_Problem to work on_
From the entries below, copy every line that has the word "alltid".
----
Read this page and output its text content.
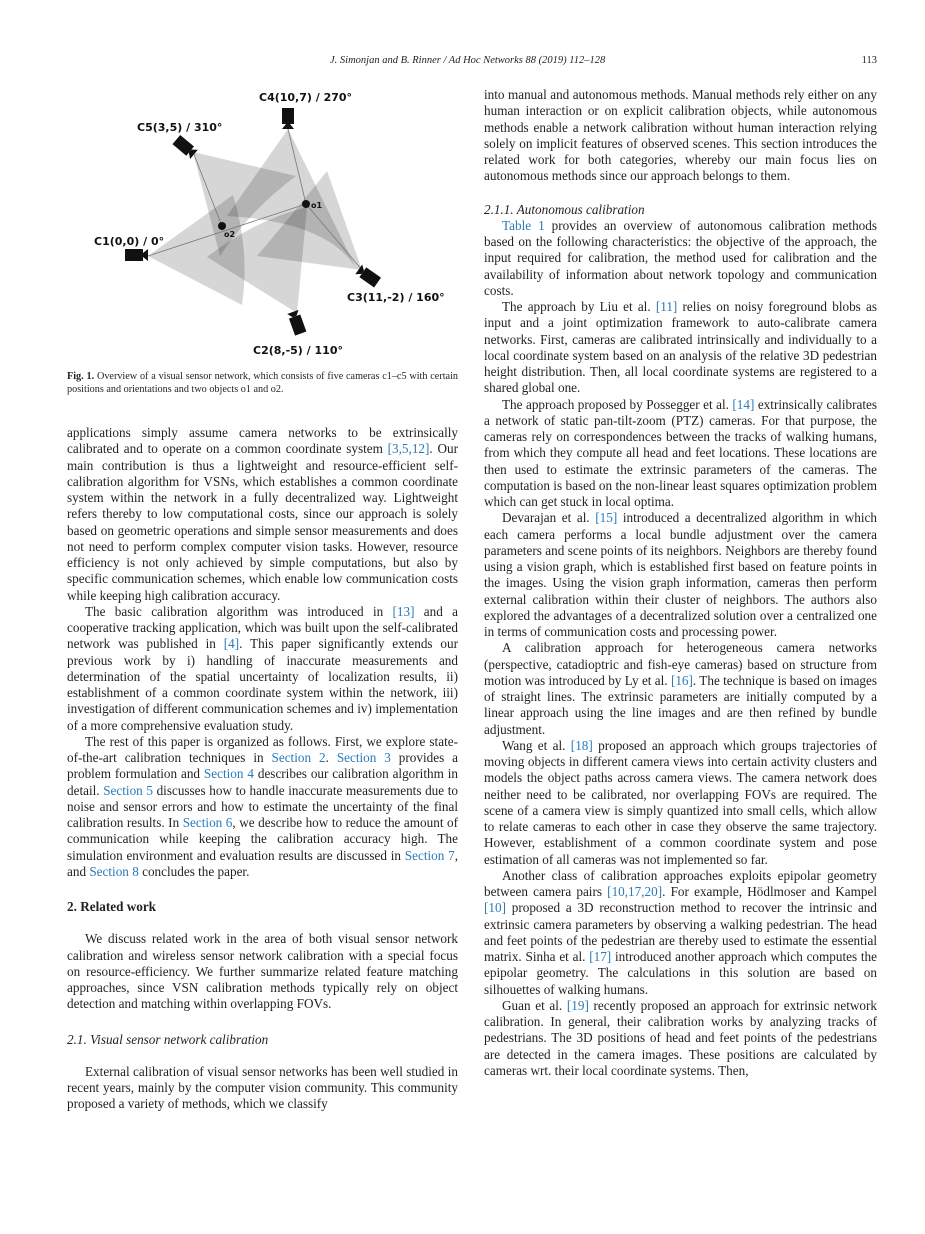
J. Simonjan and B. Rinner / Ad Hoc Networks 88 (2019) 112–128	113
C4(10,7) / 270°
C5(3,5) / 310°
C1(0,0) / 0°
C3(11,-2) / 160°
C2(8,-5) / 110°
o1
o2
Fig. 1. Overview of a visual sensor network, which consists of five cameras c1–c5 with certain positions and orientations and two objects o1 and o2.

applications simply assume camera networks to be extrinsically calibrated and to operate on a common coordinate system [3,5,12]. Our main contribution is thus a lightweight and resource-efficient self-calibration algorithm for VSNs, which establishes a common coordinate system within the network in a fully decentralized way. Lightweight refers thereby to low computational costs, since our approach is solely based on geometric operations and simple sensor measurements and does not need to perform complex computer vision tasks. However, resource efficiency is not only achieved by simple computations, but also by specific communication schemes, which enable low communication costs while keeping high calibration accuracy.

The basic calibration algorithm was introduced in [13] and a cooperative tracking application, which was built upon the self-calibrated network was published in [4]. This paper significantly extends our previous work by i) handling of inaccurate measurements and determination of the spatial uncertainty of localization results, ii) establishment of a common coordinate system within the network, iii) investigation of different communication schemes and iv) implementation of a more comprehensive evaluation study.

The rest of this paper is organized as follows. First, we explore state-of-the-art calibration techniques in Section 2. Section 3 provides a problem formulation and Section 4 describes our calibration algorithm in detail. Section 5 discusses how to handle inaccurate measurements due to noise and sensor errors and how to estimate the uncertainty of the final calibration results. In Section 6, we describe how to reduce the amount of communication while keeping the calibration accuracy high. The simulation environment and evaluation results are discussed in Section 7, and Section 8 concludes the paper.

2. Related work

We discuss related work in the area of both visual sensor network calibration and wireless sensor network calibration with a special focus on resource-efficiency. We further summarize related feature matching approaches, since VSN calibration methods typically rely on object detection and matching within overlapping FOVs.

2.1. Visual sensor network calibration

External calibration of visual sensor networks has been well studied in recent years, mainly by the computer vision community. This community proposed a variety of methods, which we classify

into manual and autonomous methods. Manual methods rely either on any human interaction or on explicit calibration objects, while autonomous methods enable a network calibration without human interaction relying solely on implicit features of observed scenes. This section introduces the related work for both categories, whereby our main focus lies on autonomous methods since our approach belongs to them.

2.1.1. Autonomous calibration

Table 1 provides an overview of autonomous calibration methods based on the following characteristics: the objective of the approach, the input required for calibration, the method used for calibration and the availability of information about network topology and communication costs.

The approach by Liu et al. [11] relies on noisy foreground blobs as input and a joint optimization framework to auto-calibrate camera networks. First, cameras are calibrated intrinsically and individually to a local coordinate system based on an analysis of the relative 3D pedestrian height distribution. Then, all local coordinate systems are registered to a shared global one.

The approach proposed by Possegger et al. [14] extrinsically calibrates a network of static pan-tilt-zoom (PTZ) cameras. For that purpose, the cameras rely on correspondences between the tracks of walking humans, from which they compute all head and feet locations. These locations are then used to estimate the extrinsic parameters of the cameras. The computation is based on the non-linear least squares optimization problem which can get stuck in local optima.

Devarajan et al. [15] introduced a decentralized algorithm in which each camera performs a local bundle adjustment over the camera parameters and scene points of its neighbors. Neighbors are thereby found using a vision graph, which is established first based on feature points in the images. Using the vision graph information, cameras then perform external calibration within their cluster of neighbors. The authors also explored the advantages of a decentralized solution over a centralized one in terms of communication costs and processing power.

A calibration approach for heterogeneous camera networks (perspective, catadioptric and fish-eye cameras) based on structure from motion was introduced by Ly et al. [16]. The technique is based on images of straight lines. The extrinsic parameters are initially computed by a linear approach using the line images and are then refined by bundle adjustment.

Wang et al. [18] proposed an approach which groups trajectories of moving objects in different camera views into certain activity clusters and models the object paths across camera views. The camera network does neither need to be calibrated, nor overlapping FOVs are required. The scene of a camera view is simply quantized into small cells, which allow to relate cameras to each other in case they observe the same trajectory. However, establishment of a common coordinate system and pose estimation of all cameras was not implemented so far.

Another class of calibration approaches exploits epipolar geometry between camera pairs [10,17,20]. For example, Hödlmoser and Kampel [10] proposed a 3D reconstruction method to recover the intrinsic and extrinsic camera parameters by observing a walking pedestrian. The head and feet points of the pedestrian are thereby used to estimate the essential matrix. Sinha et al. [17] introduced another approach which computes the epipolar geometry. The calculations in this solution are based on silhouettes of walking humans.

Guan et al. [19] recently proposed an approach for extrinsic network calibration. In general, their calibration works by analyzing tracks of pedestrians. The 3D positions of head and feet points of the pedestrians are detected in the camera images. These positions are calculated by cameras wrt. their local coordinate systems. Then,
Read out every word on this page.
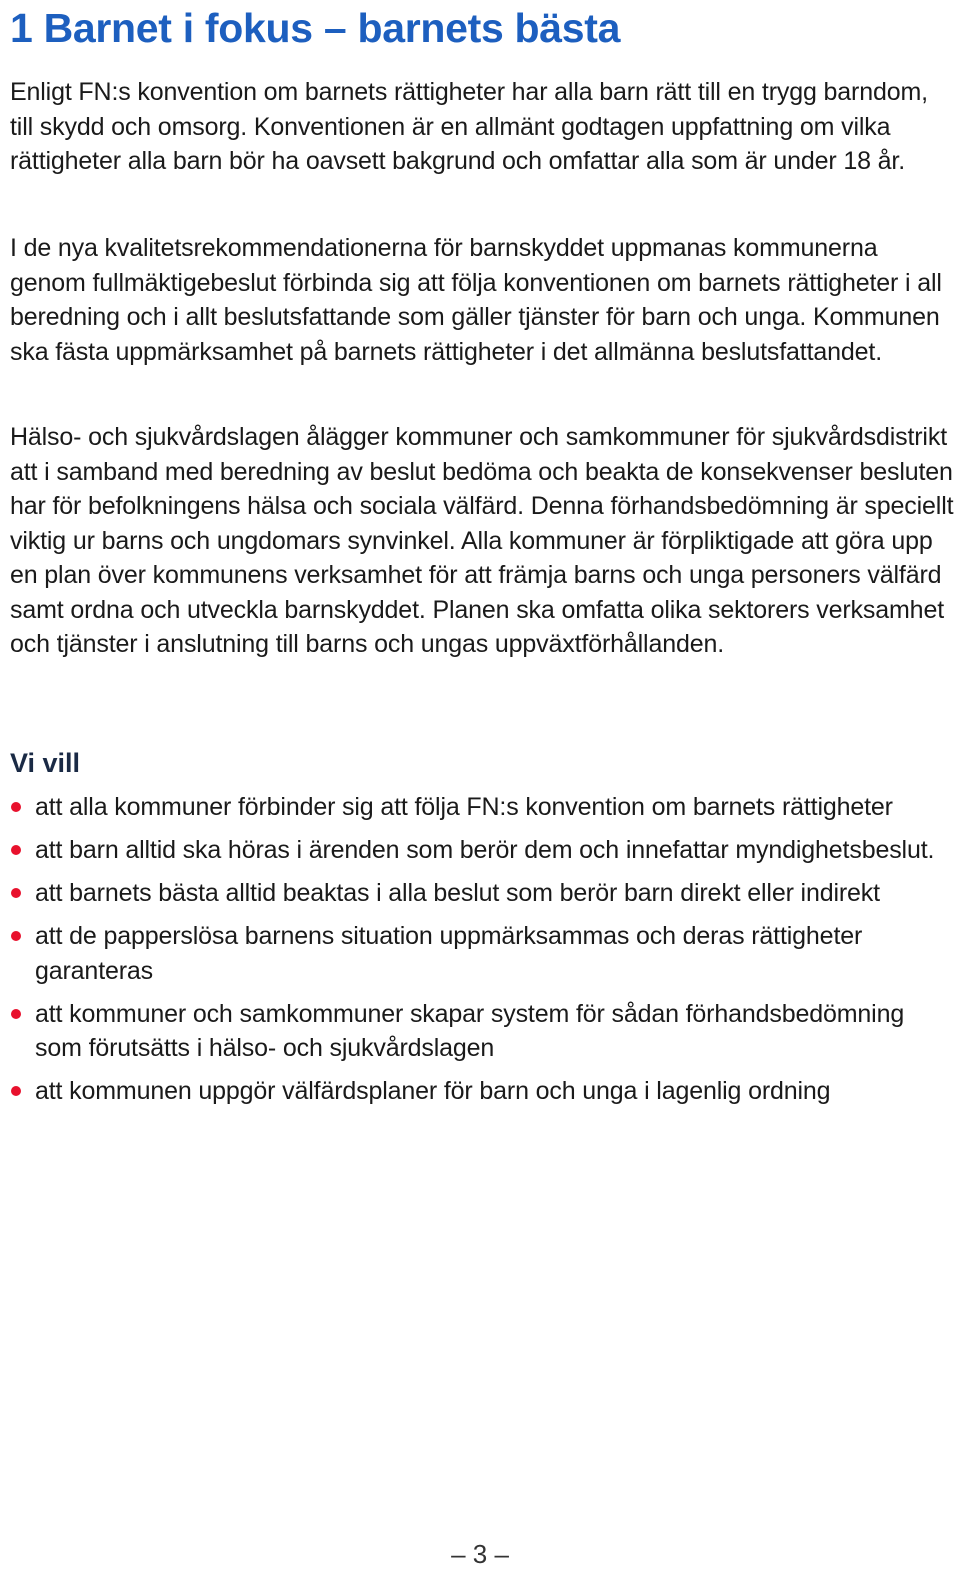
1 Barnet i fokus – barnets bästa

Enligt FN:s konvention om barnets rättigheter har alla barn rätt till en trygg barndom, till skydd och omsorg. Konventionen är en allmänt godtagen uppfattning om vilka rättigheter alla barn bör ha oavsett bakgrund och omfattar alla som är under 18 år.

I de nya kvalitetsrekommendationerna för barnskyddet uppmanas kommunerna genom fullmäktigebeslut förbinda sig att följa konventionen om barnets rättigheter i all beredning och i allt beslutsfattande som gäller tjänster för barn och unga. Kommunen ska fästa uppmärksamhet på barnets rättigheter i det allmänna beslutsfattandet.

Hälso- och sjukvårdslagen ålägger kommuner och samkommuner för sjukvårdsdistrikt att i samband med beredning av beslut bedöma och beakta de konsekvenser besluten har för befolkningens hälsa och sociala välfärd. Denna förhandsbedömning är speciellt viktig ur barns och ungdomars synvinkel. Alla kommuner är förpliktigade att göra upp en plan över kommunens verksamhet för att främja barns och unga personers välfärd samt ordna och utveckla barnskyddet. Planen ska omfatta olika sektorers verksamhet och tjänster i anslutning till barns och ungas uppväxtförhållanden.

Vi vill
att alla kommuner förbinder sig att följa FN:s konvention om barnets rättigheter
att barn alltid ska höras i ärenden som berör dem och innefattar myndighetsbeslut.
att barnets bästa alltid beaktas i alla beslut som berör barn direkt eller indirekt
att de papperslösa barnens situation uppmärksammas och deras rättigheter garanteras
att kommuner och samkommuner skapar system för sådan förhandsbedömning som förutsätts i hälso- och sjukvårdslagen
att kommunen uppgör välfärdsplaner för barn och unga i lagenlig ordning
– 3 –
----
_Answer to the problem_
att barn alltid ska höras i ärenden som berör dem och innefattar myndighetsbeslut.
att barnets bästa alltid beaktas i alla beslut som berör barn direkt eller indirekt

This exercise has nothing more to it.